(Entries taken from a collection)
_ _ _ _ _

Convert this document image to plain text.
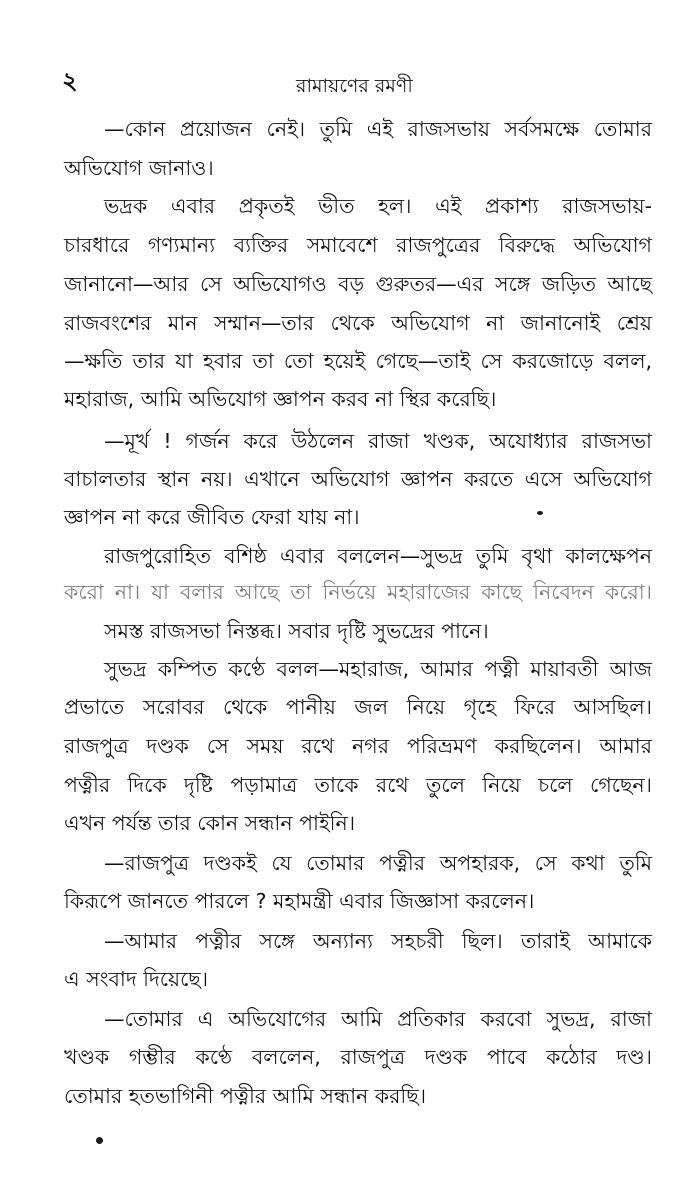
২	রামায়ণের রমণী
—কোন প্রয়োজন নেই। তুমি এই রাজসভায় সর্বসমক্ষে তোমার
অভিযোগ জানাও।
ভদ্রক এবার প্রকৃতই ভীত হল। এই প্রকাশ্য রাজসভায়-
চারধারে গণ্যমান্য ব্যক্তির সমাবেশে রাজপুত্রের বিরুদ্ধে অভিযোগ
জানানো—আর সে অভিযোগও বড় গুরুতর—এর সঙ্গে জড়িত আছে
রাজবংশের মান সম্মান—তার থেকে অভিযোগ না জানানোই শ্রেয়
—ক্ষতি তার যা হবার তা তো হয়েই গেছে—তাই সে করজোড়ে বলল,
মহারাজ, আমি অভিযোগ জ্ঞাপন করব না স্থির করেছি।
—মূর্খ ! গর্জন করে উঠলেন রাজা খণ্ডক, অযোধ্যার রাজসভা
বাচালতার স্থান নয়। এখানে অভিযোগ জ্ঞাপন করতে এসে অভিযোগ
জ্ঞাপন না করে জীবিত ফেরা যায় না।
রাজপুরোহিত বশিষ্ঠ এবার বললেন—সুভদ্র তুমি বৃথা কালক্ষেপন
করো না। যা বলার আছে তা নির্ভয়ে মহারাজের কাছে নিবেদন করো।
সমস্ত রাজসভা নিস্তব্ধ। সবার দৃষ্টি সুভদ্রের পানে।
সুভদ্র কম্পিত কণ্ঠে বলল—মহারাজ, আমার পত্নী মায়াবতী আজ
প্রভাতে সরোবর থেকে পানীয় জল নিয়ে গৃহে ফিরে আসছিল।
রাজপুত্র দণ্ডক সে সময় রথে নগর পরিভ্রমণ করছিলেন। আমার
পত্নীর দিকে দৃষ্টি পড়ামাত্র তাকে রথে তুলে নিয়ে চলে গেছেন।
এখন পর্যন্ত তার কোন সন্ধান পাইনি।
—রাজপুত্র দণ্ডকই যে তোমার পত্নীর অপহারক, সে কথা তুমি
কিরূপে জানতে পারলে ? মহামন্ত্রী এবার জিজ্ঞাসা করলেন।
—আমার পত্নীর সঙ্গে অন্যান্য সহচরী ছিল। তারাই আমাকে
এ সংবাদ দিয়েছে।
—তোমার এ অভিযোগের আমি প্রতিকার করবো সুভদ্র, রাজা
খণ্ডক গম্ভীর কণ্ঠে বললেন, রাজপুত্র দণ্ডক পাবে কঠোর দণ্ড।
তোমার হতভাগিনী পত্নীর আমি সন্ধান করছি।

_ _ _ _ _

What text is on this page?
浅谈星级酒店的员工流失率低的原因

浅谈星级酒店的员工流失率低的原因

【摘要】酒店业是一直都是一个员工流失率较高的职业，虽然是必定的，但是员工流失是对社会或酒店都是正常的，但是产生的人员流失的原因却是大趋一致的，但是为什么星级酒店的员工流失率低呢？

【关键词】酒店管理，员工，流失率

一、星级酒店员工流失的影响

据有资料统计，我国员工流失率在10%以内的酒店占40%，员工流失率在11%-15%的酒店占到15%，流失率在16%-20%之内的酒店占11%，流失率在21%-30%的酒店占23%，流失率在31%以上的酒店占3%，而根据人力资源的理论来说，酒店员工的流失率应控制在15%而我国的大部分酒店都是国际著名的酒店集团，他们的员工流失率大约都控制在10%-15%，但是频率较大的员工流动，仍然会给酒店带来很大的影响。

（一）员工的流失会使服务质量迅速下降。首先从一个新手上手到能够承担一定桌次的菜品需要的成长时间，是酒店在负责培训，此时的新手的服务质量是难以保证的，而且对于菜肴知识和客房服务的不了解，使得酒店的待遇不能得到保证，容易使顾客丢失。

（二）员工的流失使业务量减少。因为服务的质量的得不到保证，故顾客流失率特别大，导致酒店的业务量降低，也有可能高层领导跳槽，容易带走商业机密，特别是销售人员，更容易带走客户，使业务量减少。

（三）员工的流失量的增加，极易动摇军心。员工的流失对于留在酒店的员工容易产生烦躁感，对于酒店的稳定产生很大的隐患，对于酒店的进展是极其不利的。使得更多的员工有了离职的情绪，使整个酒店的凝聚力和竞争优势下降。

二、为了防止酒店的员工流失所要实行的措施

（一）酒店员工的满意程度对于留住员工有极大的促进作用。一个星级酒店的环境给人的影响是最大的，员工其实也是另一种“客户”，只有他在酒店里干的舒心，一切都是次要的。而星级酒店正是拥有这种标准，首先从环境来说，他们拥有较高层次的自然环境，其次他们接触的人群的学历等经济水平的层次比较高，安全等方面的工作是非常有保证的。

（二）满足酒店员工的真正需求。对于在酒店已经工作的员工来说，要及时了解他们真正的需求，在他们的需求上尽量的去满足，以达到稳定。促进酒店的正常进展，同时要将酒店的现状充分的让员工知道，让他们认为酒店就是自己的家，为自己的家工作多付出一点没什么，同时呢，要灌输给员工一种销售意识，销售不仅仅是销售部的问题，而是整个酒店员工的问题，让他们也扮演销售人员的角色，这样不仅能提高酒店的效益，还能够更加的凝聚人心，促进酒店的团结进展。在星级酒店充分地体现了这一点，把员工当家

_ _ _ _ _

- Work to do -
State how many lines of the listing include the word "this". Reply with the number alone.

- Answer below -
2